§ **Your instructions**:
Report how many lines include the word "Exit", and nothing besides that number.
── Provided material ──
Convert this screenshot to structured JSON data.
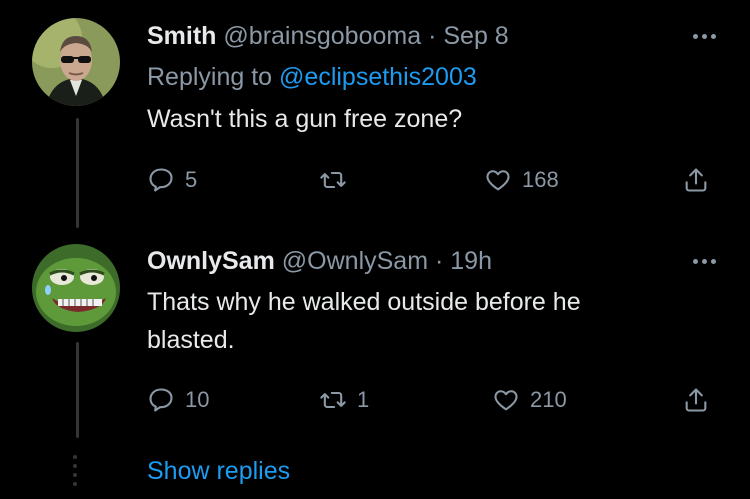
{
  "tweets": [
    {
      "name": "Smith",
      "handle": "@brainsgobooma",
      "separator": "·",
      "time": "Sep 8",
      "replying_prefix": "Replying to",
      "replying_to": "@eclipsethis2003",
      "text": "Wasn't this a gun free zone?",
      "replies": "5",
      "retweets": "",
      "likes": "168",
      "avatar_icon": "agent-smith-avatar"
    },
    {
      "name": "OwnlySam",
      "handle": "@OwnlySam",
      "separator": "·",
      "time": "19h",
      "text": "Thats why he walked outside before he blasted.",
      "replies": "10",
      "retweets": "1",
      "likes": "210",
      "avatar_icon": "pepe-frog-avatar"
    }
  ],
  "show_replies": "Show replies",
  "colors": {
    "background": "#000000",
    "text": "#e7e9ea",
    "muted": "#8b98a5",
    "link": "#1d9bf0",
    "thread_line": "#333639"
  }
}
───
── Provided material ──
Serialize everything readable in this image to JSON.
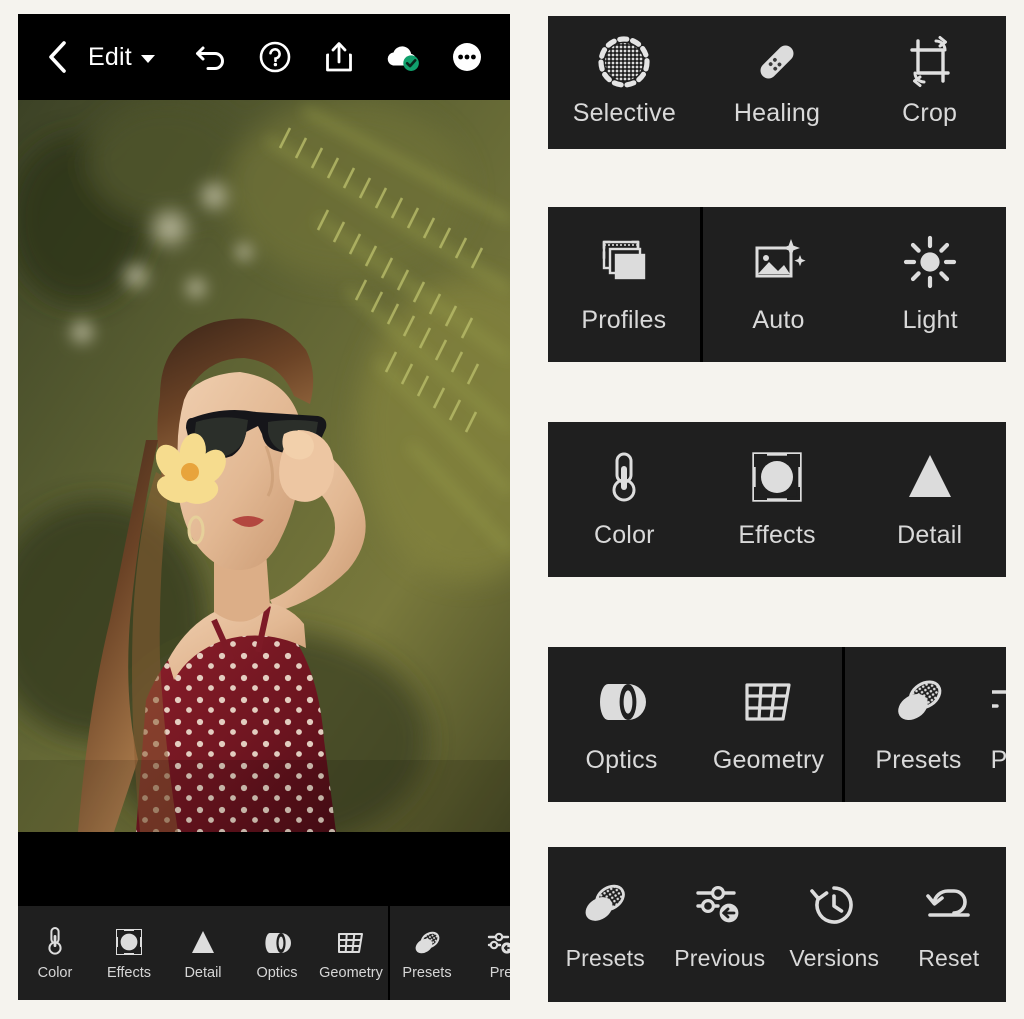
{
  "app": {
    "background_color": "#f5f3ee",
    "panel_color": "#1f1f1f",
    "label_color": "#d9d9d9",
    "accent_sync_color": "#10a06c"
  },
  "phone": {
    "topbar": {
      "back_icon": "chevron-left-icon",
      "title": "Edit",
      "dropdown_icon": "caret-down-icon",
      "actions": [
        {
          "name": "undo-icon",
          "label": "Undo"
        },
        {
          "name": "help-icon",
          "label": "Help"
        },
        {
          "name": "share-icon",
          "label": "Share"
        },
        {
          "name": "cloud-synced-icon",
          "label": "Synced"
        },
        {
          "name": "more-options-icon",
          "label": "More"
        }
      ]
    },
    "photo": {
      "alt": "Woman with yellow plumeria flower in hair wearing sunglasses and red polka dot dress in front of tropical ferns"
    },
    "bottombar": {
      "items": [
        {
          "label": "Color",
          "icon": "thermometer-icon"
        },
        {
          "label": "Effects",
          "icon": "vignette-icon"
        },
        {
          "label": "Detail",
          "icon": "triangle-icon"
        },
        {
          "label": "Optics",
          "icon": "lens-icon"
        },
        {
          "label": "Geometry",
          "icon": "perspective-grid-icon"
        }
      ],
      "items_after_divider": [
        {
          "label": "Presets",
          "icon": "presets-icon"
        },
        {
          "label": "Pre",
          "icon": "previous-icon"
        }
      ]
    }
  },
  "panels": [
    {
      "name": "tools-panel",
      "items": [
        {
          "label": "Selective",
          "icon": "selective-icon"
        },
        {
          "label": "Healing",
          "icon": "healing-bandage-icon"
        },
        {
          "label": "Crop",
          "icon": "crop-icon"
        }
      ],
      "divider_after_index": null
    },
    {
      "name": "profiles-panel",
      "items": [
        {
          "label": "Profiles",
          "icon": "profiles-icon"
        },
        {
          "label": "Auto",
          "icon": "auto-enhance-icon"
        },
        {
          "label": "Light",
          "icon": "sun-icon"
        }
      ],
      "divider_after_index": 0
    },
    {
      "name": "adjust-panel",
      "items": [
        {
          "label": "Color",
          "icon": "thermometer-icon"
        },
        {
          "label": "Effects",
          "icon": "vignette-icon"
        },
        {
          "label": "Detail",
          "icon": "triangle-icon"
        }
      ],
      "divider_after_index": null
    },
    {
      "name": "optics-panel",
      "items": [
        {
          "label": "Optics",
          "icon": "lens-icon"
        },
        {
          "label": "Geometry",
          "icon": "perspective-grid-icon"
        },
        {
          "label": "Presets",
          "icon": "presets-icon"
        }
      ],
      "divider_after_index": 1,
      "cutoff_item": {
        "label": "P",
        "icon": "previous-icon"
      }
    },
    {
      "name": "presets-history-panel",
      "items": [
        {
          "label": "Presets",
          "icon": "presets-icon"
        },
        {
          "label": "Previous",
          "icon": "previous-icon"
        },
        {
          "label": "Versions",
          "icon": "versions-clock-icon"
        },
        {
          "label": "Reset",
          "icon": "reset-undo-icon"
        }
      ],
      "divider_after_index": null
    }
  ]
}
───
── Provided material ──
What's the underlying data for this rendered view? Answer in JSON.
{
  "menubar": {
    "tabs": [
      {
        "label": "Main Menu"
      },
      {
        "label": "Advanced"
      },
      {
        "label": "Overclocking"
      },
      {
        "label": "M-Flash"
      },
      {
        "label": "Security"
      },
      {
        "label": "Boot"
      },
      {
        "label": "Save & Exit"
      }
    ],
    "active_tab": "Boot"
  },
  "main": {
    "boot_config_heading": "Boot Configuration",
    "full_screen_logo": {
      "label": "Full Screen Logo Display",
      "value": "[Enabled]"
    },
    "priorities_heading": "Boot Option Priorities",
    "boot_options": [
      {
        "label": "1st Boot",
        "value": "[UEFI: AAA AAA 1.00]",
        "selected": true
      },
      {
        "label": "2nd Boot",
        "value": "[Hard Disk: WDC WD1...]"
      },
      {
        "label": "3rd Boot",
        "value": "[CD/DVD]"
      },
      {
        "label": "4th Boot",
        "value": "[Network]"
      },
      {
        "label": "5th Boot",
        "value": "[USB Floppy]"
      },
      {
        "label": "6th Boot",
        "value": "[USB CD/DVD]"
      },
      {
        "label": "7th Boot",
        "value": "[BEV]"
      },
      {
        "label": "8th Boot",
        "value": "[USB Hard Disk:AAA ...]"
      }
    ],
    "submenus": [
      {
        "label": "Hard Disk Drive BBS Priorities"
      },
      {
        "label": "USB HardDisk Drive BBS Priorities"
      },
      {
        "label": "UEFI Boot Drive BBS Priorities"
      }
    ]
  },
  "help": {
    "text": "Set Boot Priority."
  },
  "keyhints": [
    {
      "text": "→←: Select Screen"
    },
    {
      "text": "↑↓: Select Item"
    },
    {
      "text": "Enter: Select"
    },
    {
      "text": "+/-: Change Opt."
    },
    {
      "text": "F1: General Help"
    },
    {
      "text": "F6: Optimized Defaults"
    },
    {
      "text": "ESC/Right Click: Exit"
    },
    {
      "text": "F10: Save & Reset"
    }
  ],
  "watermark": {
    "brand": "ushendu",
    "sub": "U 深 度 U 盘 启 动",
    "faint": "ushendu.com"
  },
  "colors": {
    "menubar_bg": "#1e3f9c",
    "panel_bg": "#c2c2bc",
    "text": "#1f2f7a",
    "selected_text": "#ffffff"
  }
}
───
§ **Full answer**:
2